REQUIRED WORK:
List each line in which the string "dalej" appears.

DATA:
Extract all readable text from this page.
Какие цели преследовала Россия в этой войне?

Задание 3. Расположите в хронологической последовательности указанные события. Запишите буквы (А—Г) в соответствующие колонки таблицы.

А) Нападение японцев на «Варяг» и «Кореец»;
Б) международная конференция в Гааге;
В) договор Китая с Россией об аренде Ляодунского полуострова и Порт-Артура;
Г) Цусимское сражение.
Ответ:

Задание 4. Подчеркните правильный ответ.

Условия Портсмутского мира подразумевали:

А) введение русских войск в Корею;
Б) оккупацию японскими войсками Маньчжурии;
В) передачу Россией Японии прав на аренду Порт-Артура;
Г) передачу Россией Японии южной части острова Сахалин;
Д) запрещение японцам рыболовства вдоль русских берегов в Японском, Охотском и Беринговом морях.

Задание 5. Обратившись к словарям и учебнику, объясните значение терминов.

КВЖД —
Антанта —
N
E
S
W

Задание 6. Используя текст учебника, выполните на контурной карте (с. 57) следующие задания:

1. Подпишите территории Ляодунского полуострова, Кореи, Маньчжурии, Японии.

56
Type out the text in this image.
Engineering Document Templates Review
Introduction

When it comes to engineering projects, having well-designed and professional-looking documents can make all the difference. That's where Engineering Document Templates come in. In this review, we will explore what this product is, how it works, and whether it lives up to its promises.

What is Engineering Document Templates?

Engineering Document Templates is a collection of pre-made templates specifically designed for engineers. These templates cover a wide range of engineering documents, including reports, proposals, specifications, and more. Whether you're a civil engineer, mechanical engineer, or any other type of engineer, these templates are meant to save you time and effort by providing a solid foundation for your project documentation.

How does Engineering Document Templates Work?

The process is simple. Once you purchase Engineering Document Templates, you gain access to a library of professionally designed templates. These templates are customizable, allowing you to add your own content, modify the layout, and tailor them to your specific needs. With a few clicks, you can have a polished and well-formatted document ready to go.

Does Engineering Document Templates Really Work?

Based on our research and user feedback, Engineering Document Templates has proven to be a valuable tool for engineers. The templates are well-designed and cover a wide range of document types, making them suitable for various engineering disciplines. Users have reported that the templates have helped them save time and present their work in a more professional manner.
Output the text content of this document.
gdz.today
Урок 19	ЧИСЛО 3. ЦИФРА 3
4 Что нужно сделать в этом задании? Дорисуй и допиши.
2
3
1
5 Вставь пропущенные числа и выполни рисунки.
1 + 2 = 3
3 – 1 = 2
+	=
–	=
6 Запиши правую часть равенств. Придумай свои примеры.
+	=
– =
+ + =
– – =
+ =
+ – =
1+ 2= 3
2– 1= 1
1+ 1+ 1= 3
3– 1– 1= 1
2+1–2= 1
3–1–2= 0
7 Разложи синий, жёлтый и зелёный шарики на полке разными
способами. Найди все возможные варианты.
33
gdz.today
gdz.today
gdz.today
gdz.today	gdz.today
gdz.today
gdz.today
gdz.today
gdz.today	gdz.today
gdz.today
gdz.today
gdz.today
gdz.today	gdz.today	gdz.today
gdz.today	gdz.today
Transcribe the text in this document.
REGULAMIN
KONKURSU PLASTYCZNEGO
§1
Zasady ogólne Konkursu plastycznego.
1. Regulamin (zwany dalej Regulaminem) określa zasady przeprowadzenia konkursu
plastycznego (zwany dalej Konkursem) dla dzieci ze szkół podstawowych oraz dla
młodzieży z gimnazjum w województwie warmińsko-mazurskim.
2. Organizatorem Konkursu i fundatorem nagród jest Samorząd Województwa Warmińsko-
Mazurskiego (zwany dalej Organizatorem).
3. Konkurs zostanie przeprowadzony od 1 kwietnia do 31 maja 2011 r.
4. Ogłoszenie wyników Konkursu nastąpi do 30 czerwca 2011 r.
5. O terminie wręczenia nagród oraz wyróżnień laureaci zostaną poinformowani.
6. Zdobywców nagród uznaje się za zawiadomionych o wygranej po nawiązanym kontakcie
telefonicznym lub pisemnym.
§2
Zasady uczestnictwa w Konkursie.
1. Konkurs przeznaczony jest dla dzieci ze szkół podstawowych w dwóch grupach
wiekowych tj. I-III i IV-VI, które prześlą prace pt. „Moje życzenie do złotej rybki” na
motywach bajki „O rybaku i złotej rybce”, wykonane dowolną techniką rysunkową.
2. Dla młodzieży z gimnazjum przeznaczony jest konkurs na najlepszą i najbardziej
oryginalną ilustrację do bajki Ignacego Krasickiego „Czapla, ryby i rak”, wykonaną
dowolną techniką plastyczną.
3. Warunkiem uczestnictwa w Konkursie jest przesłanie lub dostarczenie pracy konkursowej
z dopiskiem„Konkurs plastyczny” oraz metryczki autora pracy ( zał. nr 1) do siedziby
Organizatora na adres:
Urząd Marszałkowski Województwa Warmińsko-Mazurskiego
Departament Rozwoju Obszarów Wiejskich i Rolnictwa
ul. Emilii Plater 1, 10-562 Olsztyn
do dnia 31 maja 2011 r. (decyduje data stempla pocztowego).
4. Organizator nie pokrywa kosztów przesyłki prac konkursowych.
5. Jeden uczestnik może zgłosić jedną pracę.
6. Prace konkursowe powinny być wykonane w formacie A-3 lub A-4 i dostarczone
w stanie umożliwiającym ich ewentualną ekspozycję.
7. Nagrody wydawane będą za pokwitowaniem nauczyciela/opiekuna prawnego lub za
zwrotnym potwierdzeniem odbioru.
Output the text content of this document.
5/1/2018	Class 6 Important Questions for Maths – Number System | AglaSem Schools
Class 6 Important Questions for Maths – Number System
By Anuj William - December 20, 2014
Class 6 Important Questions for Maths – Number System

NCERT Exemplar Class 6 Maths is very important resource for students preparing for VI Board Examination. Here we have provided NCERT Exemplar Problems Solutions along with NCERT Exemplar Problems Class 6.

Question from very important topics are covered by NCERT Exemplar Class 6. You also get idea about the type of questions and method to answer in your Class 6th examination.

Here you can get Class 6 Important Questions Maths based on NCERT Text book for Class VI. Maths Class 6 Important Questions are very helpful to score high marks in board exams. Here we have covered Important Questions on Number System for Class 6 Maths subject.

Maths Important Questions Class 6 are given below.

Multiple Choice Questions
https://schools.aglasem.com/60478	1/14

RESULT OF THIS TASK:
1. Regulamin (zwany dalej Regulaminem) określa zasady przeprowadzenia konkursu
plastycznego (zwany dalej Konkursem) dla dzieci ze szkół podstawowych oraz dla
Mazurskiego (zwany dalej Organizatorem).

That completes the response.